-- INSTRUCTION --
Restate the full set of records exactly, word for word.

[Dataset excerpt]
((

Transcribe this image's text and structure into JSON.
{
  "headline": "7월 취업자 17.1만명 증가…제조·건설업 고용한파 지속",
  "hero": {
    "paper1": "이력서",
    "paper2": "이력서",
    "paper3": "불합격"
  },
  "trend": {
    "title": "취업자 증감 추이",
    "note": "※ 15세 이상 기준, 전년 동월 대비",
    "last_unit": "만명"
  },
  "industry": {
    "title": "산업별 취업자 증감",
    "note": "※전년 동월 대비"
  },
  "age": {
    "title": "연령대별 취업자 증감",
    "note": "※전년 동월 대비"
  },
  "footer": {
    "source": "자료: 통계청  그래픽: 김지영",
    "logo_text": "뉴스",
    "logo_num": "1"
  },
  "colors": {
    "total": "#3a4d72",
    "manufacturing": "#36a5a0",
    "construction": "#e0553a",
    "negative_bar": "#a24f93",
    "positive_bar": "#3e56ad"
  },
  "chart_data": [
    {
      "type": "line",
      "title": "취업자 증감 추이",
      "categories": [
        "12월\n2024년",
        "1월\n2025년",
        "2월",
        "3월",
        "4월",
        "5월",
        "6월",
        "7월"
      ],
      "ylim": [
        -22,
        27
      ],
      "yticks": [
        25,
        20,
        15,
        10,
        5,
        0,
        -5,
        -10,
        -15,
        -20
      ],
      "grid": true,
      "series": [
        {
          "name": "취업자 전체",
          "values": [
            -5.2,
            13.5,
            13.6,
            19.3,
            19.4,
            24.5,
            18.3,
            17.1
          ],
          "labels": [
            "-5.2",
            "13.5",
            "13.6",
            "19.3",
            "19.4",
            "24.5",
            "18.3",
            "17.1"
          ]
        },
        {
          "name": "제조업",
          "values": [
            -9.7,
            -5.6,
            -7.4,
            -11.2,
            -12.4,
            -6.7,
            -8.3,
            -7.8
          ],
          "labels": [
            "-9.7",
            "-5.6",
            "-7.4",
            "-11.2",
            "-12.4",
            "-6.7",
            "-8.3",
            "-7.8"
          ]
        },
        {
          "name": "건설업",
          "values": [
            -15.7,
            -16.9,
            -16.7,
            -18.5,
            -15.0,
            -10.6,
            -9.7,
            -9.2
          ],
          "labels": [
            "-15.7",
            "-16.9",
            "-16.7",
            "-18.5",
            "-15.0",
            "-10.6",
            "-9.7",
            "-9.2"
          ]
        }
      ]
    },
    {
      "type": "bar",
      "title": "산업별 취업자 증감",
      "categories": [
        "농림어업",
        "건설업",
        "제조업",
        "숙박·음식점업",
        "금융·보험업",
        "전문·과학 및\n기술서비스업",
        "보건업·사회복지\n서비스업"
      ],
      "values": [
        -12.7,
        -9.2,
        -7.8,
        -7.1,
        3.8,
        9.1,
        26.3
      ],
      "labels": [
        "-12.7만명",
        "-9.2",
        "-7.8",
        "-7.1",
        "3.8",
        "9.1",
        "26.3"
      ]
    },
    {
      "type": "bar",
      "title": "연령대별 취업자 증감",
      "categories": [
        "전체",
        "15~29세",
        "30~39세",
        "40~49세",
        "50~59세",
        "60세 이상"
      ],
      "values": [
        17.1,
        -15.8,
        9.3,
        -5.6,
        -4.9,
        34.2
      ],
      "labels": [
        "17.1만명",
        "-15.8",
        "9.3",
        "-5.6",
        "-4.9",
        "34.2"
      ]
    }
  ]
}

))

-- CORRECT OUTPUT --
Transcribe this image's text and structure into JSON.
{
  "headline": "7월 취업자 17.1만명 증가…제조·건설업 고용한파 지속",
  "hero": {
    "paper1": "이력서",
    "paper2": "이력서",
    "paper3": "불합격"
  },
  "trend": {
    "title": "취업자 증감 추이",
    "note": "※ 15세 이상 기준, 전년 동월 대비",
    "last_unit": "만명"
  },
  "industry": {
    "title": "산업별 취업자 증감",
    "note": "※전년 동월 대비"
  },
  "age": {
    "title": "연령대별 취업자 증감",
    "note": "※전년 동월 대비"
  },
  "footer": {
    "source": "자료: 통계청  그래픽: 김지영",
    "logo_text": "뉴스",
    "logo_num": "1"
  },
  "colors": {
    "total": "#3a4d72",
    "manufacturing": "#36a5a0",
    "construction": "#e0553a",
    "negative_bar": "#a24f93",
    "positive_bar": "#3e56ad"
  },
  "chart_data": [
    {
      "type": "line",
      "title": "취업자 증감 추이",
      "categories": [
        "12월\n2024년",
        "1월\n2025년",
        "2월",
        "3월",
        "4월",
        "5월",
        "6월",
        "7월"
      ],
      "ylim": [
        -22,
        27
      ],
      "yticks": [
        25,
        20,
        15,
        10,
        5,
        0,
        -5,
        -10,
        -15,
        -20
      ],
      "grid": true,
      "series": [
        {
          "name": "취업자 전체",
          "values": [
            -5.2,
            13.5,
            13.6,
            19.3,
            19.4,
            24.5,
            18.3,
            17.1
          ],
          "labels": [
            "-5.2",
            "13.5",
            "13.6",
            "19.3",
            "19.4",
            "24.5",
            "18.3",
            "17.1"
          ]
        },
        {
          "name": "제조업",
          "values": [
            -9.7,
            -5.6,
            -7.4,
            -11.2,
            -12.4,
            -6.7,
            -8.3,
            -7.8
          ],
          "labels": [
            "-9.7",
            "-5.6",
            "-7.4",
            "-11.2",
            "-12.4",
            "-6.7",
            "-8.3",
            "-7.8"
          ]
        },
        {
          "name": "건설업",
          "values": [
            -15.7,
            -16.9,
            -16.7,
            -18.5,
            -15.0,
            -10.6,
            -9.7,
            -9.2
          ],
          "labels": [
            "-15.7",
            "-16.9",
            "-16.7",
            "-18.5",
            "-15.0",
            "-10.6",
            "-9.7",
            "-9.2"
          ]
        }
      ]
    },
    {
      "type": "bar",
      "title": "산업별 취업자 증감",
      "categories": [
        "농림어업",
        "건설업",
        "제조업",
        "숙박·음식점업",
        "금융·보험업",
        "전문·과학 및\n기술서비스업",
        "보건업·사회복지\n서비스업"
      ],
      "values": [
        -12.7,
        -9.2,
        -7.8,
        -7.1,
        3.8,
        9.1,
        26.3
      ],
      "labels": [
        "-12.7만명",
        "-9.2",
        "-7.8",
        "-7.1",
        "3.8",
        "9.1",
        "26.3"
      ]
    },
    {
      "type": "bar",
      "title": "연령대별 취업자 증감",
      "categories": [
        "전체",
        "15~29세",
        "30~39세",
        "40~49세",
        "50~59세",
        "60세 이상"
      ],
      "values": [
        17.1,
        -15.8,
        9.3,
        -5.6,
        -4.9,
        34.2
      ],
      "labels": [
        "17.1만명",
        "-15.8",
        "9.3",
        "-5.6",
        "-4.9",
        "34.2"
      ]
    }
  ]
}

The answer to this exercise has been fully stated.